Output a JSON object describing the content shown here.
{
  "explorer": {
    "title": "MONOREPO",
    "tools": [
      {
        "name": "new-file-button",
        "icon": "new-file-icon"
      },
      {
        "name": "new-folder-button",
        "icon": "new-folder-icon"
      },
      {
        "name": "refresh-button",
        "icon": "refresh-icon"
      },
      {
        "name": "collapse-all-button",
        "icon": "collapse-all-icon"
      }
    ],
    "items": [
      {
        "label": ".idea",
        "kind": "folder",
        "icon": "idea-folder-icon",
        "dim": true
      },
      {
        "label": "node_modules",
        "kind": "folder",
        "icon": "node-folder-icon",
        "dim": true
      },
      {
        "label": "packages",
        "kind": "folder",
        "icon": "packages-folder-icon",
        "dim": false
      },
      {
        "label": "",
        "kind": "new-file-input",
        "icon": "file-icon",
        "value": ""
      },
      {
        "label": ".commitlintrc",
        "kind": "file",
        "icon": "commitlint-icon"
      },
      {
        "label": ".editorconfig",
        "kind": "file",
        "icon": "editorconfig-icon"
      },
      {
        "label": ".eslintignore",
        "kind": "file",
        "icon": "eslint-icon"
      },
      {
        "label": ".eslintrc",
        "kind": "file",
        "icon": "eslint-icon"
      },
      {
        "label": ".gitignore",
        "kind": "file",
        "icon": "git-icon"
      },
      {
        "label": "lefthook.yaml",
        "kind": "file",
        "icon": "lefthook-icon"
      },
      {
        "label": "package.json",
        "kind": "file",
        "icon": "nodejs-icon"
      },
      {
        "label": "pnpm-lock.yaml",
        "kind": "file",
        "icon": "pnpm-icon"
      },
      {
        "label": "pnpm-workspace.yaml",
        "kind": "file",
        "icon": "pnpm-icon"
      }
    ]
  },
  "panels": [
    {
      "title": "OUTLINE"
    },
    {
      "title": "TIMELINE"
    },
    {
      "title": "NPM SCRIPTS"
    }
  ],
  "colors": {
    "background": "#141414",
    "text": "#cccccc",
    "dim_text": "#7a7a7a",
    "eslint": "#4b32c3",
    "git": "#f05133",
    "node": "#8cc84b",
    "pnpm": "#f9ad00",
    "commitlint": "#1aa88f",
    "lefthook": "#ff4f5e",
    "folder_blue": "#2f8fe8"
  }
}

========================================================================

Stated problem: In the listing above, find each line with the word "editorconfig" and copy it.

Worked answer:
        "label": ".editorconfig",
        "icon": "editorconfig-icon"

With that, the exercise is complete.